◆ INSTRUCTIONS
1) Please update the stretch of the materials and methods passage from "The Charpy tests" through "values determined from the curves in Figure 2." by swapping "sigmoidal" for "logistic", and give that stretch again.
2) According to the materials and methods passage, at what temperature and for how long were the probes treated before quenching?

◆ SOURCE PASSAGE
• • • • •

2. Materials and Methods

The nominal composition of the examined martensitic stainless steel is reported in

Table 1. Chemical composition of the investigated Cr martensitic steel (wt.%).

C	Cr	Mo	Ni	Mn	Nb	V	Si	Al	N	P	Fe
0.17	10.50	0.50	0.85	0.60	0.20	0.25	0.32	0.05	0.003	0.005	to balance

.

According to ASTM A370, standard V-notched probes (55 × 10 × 10 mm³) for Charpy tests were manufactured from a 10 mm-thick plate. They were treated for 30 min at 1075 °C (austenitic field) then quenched with a cooling rate of 3600 °C/min, measured by a thermocouple put in direct contact with the probe surface. A set of probes were tested in as-quenched condition while another set was heated for 10 h at 700 °C.

The Charpy tests were performed according to the UNI EN ISO 148-1:2016 [29] standard in the temperature range from −100 to +150 °C. The image of a broken probe is displayed in Figure 1 while the absorbed energy vs. test temperature is shown in Figure 2. Each point in the graph is the mean value of five tests and the error bars represent the standard deviation. After fitting experimental data through sigmoidal curves DBTT was determined as the temperature corresponding to (USE + LSE)/2, where USE and LSE are the upper and lower shelf energies, respectively.

Table 2. Ductile to brittle transition temperature (DBTT) and USE values determined from the curves in Figure 2.

Heat Treatment	DBTT (°C)	USE (J)
As-quenched	+18	114
10 h/700 °C	−18	142

reports the values of DBTT and USE determined from the curves in Figure 2. After the heat treatment DBTT shifts towards lower temperatures, the change is ~40 °C.

The material structure after quenching and successive heat treatment has been investigated by scanning electron microscopy (SEM Hitachi SU70, Hitachi, Tokyo, Japan) and X-ray diffraction (XRD). XRD patterns of the most intense reflections have been collected (Philips, Eindhoven, The Netherlands) with the Mo-Kα radiation (λ = 0.071 nm) in step-scanning mode with 2θ steps of 0.005° and counting time of 10 s per step. In order to determine the fracture mode and possible effects of Cr segregation, the surfaces of the probes broken at different temperatures were examined by SEM and EDS microanalysis (Thermo Scientific 4443F, Madison, WI, USA).

• • • • •

Dataset items
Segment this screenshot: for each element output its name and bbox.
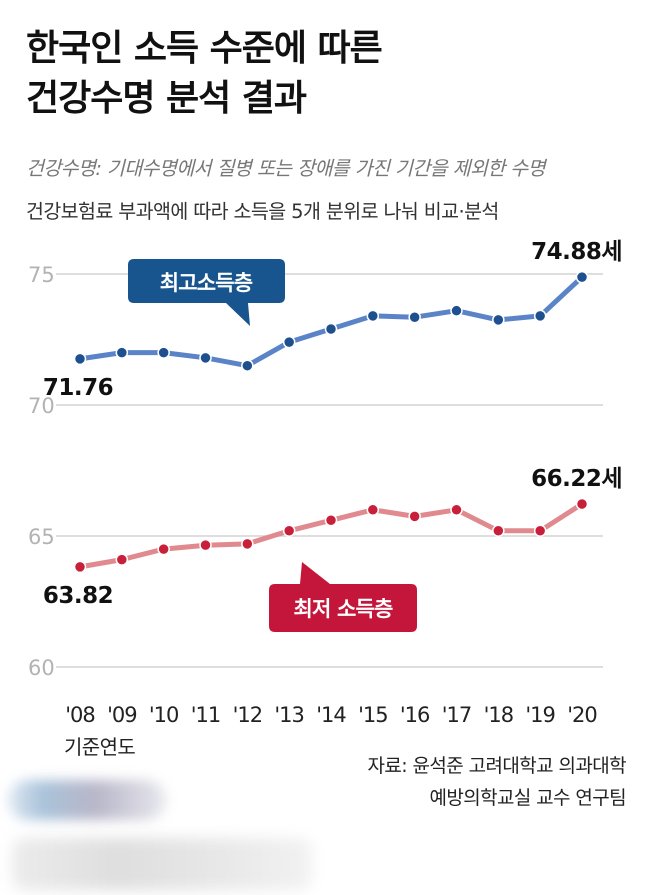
data-point <box>492 313 505 327</box>
data-point <box>575 497 589 511</box>
blurred-logo <box>8 780 166 820</box>
title-line-2: 건강수명 분석 결과 <box>26 78 307 119</box>
data-point <box>157 542 170 556</box>
end-value-label: 66.22세 <box>531 466 622 492</box>
data-point <box>408 510 421 523</box>
x-tick-label: '16 <box>400 703 430 727</box>
start-value-label: 71.76 <box>43 375 113 401</box>
callout-bubble-top <box>128 259 285 326</box>
source-line-2: 예방의학교실 교수 연구팀 <box>429 787 626 809</box>
chart-title: 한국인 소득 수준에 따른 건강수명 분석 결과 <box>26 24 626 124</box>
y-tick-label-60: 60 <box>28 656 55 680</box>
x-tick-label: '10 <box>149 703 179 727</box>
y-tick-label-70: 70 <box>28 394 55 418</box>
x-tick-label: '14 <box>316 703 346 727</box>
data-point <box>324 514 338 527</box>
x-tick-label: '20 <box>567 703 597 727</box>
data-point <box>115 346 129 359</box>
data-point <box>533 309 547 323</box>
series-name-label: 최저 소득층 <box>293 597 393 621</box>
data-point <box>324 322 338 336</box>
series-name-label: 최고소득층 <box>160 271 253 295</box>
data-point <box>366 309 380 323</box>
end-value-label: 74.88세 <box>531 239 622 265</box>
data-point <box>157 346 170 359</box>
data-point <box>282 524 296 538</box>
x-tick-label: '15 <box>358 703 388 727</box>
x-tick-label: '09 <box>107 703 137 727</box>
y-tick-label-75: 75 <box>28 263 55 287</box>
data-point <box>450 304 463 317</box>
data-point <box>533 524 547 538</box>
data-point <box>492 524 505 538</box>
blurred-footer <box>12 838 312 890</box>
data-point <box>450 503 463 517</box>
x-tick-label: '18 <box>484 703 514 727</box>
source-note: 자료: 윤석준 고려대학교 의과대학 예방의학교실 교수 연구팀 <box>367 750 627 814</box>
x-axis-label: 기준연도 <box>64 735 135 759</box>
callout-bubble-bottom <box>269 562 417 632</box>
data-point <box>241 359 254 372</box>
subtitle-definition: 건강수명: 기대수명에서 질병 또는 장애를 가진 기간을 제외한 수명 <box>26 157 546 180</box>
title-line-1: 한국인 소득 수준에 따른 <box>26 28 383 69</box>
subtitle-method: 건강보험료 부과액에 따라 소득을 5개 분위로 나눠 비교·분석 <box>26 200 499 223</box>
data-point <box>366 503 380 517</box>
x-tick-label: '11 <box>191 703 221 727</box>
data-point <box>73 560 87 574</box>
x-tick-label: '17 <box>442 703 472 727</box>
x-tick-label: '13 <box>274 703 304 727</box>
x-tick-label: '19 <box>525 703 555 727</box>
data-point <box>282 335 296 349</box>
data-point <box>73 352 87 366</box>
data-point <box>199 538 212 552</box>
x-tick-label: '08 <box>65 703 95 727</box>
x-tick-label: '12 <box>233 703 263 727</box>
start-value-label: 63.82 <box>43 583 113 609</box>
data-point <box>115 553 129 566</box>
source-line-1: 자료: 윤석준 고려대학교 의과대학 <box>367 755 627 777</box>
data-point <box>241 537 254 551</box>
data-point <box>199 351 212 365</box>
data-point <box>575 270 589 284</box>
y-tick-label-65: 65 <box>28 525 55 549</box>
data-point <box>408 310 421 324</box>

• • • • •

◆ ANSWERS PER TASK
1)
The Charpy tests were performed according to the UNI EN ISO 148-1:2016 [29] standard in the temperature range from −100 to +150 °C. The image of a broken probe is displayed in Figure 1 while the absorbed energy vs. test temperature is shown in Figure 2. Each point in the graph is the mean value of five tests and the error bars represent the standard deviation. After fitting experimental data through logistic curves DBTT was determined as the temperature corresponding to (USE + LSE)/2, where USE and LSE are the upper and lower shelf energies, respectively.

Table 2. Ductile to brittle transition temperature (DBTT) and USE values determined from the curves in Figure 2.

2) For 30 min at 1075 °C.